Required work
Your reply should be one number: the count of lines holding the word "this".

Extracts from a graphics dataset:
— Begin —
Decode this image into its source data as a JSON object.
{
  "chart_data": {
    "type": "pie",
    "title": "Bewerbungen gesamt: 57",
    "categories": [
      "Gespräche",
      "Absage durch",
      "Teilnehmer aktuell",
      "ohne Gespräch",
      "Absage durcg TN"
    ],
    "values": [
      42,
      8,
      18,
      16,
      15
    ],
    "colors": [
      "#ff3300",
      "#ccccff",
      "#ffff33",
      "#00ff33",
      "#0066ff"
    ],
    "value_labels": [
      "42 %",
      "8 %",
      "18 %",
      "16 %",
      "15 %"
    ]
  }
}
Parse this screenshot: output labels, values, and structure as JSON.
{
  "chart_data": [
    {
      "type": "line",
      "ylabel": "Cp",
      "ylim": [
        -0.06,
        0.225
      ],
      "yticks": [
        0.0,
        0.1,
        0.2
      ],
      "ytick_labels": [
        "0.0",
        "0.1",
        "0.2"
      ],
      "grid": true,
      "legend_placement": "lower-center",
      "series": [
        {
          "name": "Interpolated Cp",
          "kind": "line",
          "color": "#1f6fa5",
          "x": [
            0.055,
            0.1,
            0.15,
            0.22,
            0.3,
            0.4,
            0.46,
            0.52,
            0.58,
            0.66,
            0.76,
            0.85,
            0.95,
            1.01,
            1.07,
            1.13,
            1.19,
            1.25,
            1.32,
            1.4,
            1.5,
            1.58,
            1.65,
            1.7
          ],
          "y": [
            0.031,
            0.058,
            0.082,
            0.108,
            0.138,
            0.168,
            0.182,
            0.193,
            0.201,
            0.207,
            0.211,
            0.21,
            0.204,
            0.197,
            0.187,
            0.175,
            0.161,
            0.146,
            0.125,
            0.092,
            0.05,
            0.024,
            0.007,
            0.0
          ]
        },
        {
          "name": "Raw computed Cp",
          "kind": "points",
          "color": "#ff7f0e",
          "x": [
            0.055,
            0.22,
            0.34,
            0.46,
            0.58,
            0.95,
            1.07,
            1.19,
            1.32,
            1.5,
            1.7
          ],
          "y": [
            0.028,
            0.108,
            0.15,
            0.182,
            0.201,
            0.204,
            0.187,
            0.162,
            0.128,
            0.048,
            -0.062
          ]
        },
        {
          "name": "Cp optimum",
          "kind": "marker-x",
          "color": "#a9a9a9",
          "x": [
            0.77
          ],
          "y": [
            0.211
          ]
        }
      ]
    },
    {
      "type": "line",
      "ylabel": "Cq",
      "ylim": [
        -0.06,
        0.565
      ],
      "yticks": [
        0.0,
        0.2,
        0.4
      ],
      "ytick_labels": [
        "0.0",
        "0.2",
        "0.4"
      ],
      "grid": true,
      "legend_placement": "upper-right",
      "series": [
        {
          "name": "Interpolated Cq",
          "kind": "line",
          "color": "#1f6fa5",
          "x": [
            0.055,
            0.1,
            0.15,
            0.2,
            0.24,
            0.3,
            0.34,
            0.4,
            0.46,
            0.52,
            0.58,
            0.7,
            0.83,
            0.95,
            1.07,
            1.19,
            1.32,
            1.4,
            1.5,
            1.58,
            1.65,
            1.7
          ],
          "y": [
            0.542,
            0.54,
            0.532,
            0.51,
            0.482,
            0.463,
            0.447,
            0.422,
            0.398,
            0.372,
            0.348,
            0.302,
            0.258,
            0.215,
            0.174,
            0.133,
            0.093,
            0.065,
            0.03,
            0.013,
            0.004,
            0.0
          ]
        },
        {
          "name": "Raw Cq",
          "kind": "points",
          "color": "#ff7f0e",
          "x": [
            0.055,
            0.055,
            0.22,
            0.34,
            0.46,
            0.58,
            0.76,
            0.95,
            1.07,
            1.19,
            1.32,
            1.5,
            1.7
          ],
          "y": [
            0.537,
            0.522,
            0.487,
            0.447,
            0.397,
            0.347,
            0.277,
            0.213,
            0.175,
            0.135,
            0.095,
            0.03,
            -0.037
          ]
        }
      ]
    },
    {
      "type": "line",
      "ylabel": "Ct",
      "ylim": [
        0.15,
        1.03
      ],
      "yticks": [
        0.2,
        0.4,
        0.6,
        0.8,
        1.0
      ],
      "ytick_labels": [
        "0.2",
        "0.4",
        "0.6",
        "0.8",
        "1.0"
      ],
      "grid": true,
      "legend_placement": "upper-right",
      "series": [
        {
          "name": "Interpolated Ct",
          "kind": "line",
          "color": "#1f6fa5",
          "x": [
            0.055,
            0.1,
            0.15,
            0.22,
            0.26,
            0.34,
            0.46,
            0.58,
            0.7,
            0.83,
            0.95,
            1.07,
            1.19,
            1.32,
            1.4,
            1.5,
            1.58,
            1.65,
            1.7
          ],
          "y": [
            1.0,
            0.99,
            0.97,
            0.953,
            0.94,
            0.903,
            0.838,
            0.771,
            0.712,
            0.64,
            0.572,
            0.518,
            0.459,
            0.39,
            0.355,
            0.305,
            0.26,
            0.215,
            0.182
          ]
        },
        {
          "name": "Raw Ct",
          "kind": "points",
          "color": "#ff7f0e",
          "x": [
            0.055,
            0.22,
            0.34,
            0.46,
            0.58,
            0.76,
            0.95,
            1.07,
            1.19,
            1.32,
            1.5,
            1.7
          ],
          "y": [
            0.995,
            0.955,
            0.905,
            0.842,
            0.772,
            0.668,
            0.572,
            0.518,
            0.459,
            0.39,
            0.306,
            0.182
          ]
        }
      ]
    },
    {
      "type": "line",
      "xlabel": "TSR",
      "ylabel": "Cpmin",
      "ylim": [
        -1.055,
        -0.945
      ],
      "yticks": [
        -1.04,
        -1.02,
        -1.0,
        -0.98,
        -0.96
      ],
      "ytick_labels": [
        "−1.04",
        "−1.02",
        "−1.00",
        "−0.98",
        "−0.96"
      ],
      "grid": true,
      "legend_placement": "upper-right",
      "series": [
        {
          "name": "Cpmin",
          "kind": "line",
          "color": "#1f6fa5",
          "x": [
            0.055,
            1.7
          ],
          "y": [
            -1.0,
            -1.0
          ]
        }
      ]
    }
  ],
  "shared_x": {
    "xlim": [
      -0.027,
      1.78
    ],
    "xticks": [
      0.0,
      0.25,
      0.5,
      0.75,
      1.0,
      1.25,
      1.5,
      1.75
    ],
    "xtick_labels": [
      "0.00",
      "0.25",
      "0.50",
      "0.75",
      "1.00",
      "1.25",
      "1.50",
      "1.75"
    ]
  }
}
— End —
The solution
2